▶ **YOUR GOAL**: Write out each record below exactly as it appears, with no pictures.

▶ **MATERIAL PROVIDED**:
========
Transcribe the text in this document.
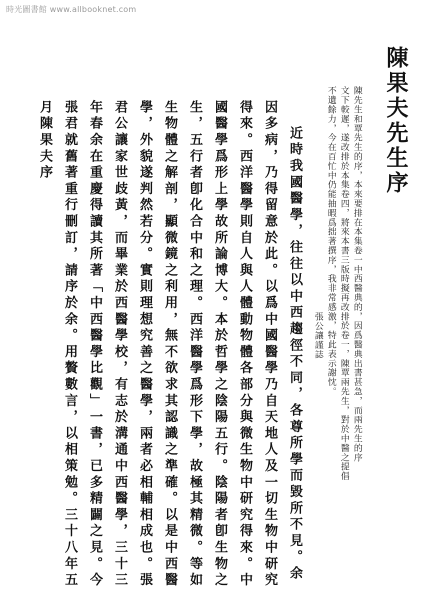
時光圖書館 www.allbooknet.com
陳果夫先生序
陳先生和覃先生的序，本來要排在本集卷一中西醫典的，因爲醫典出書甚急，而兩先生的序
文下較遲，遂改排於本集卷四，將來本書三版時擬再改排於卷一，陳覃兩先生，對於中醫之提倡
不遺餘力，今在百忙中仍能抽暇爲拙著撰序，我非常感激，特此表示謝忱。
張公讓謹誌
近時我國醫學，往往以中西趨徑不同，各尊所學而毀所不見。余
因多病，乃得留意於此。以爲中國醫學乃自天地人及一切生物中研究
得來。西洋醫學則自人與人體動物體各部分與微生物中研究得來。中
國醫學爲形上學故所論博大。本於哲學之陰陽五行。陰陽者卽生物之
生，五行者卽化合中和之理。西洋醫學爲形下學，故極其精微。等如
生物體之解剖，顯微鏡之利用，無不欲求其認識之準確。以是中西醫
學，外貌遂判然若分。實則理想究善之醫學，兩者必相輔相成也。張
君公讓家世歧黃，而畢業於西醫學校，有志於溝通中西醫學，三十三
年春余在重慶得讀其所著「中西醫學比觀」一書，已多精闢之見。今
張君就舊著重行刪訂，請序於余。用贅數言，以相策勉。三十八年五
月陳果夫序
========
▶ **ANSWER TO THE EXERCISE**:
Transcribe the text in this document.
時光圖書館 www.allbooknet.com
陳果夫先生序
陳先生和覃先生的序，本來要排在本集卷一中西醫典的，因爲醫典出書甚急，而兩先生的序
文下較遲，遂改排於本集卷四，將來本書三版時擬再改排於卷一，陳覃兩先生，對於中醫之提倡
不遺餘力，今在百忙中仍能抽暇爲拙著撰序，我非常感激，特此表示謝忱。
張公讓謹誌
近時我國醫學，往往以中西趨徑不同，各尊所學而毀所不見。余
因多病，乃得留意於此。以爲中國醫學乃自天地人及一切生物中研究
得來。西洋醫學則自人與人體動物體各部分與微生物中研究得來。中
國醫學爲形上學故所論博大。本於哲學之陰陽五行。陰陽者卽生物之
生，五行者卽化合中和之理。西洋醫學爲形下學，故極其精微。等如
生物體之解剖，顯微鏡之利用，無不欲求其認識之準確。以是中西醫
學，外貌遂判然若分。實則理想究善之醫學，兩者必相輔相成也。張
君公讓家世歧黃，而畢業於西醫學校，有志於溝通中西醫學，三十三
年春余在重慶得讀其所著「中西醫學比觀」一書，已多精闢之見。今
張君就舊著重行刪訂，請序於余。用贅數言，以相策勉。三十八年五
月陳果夫序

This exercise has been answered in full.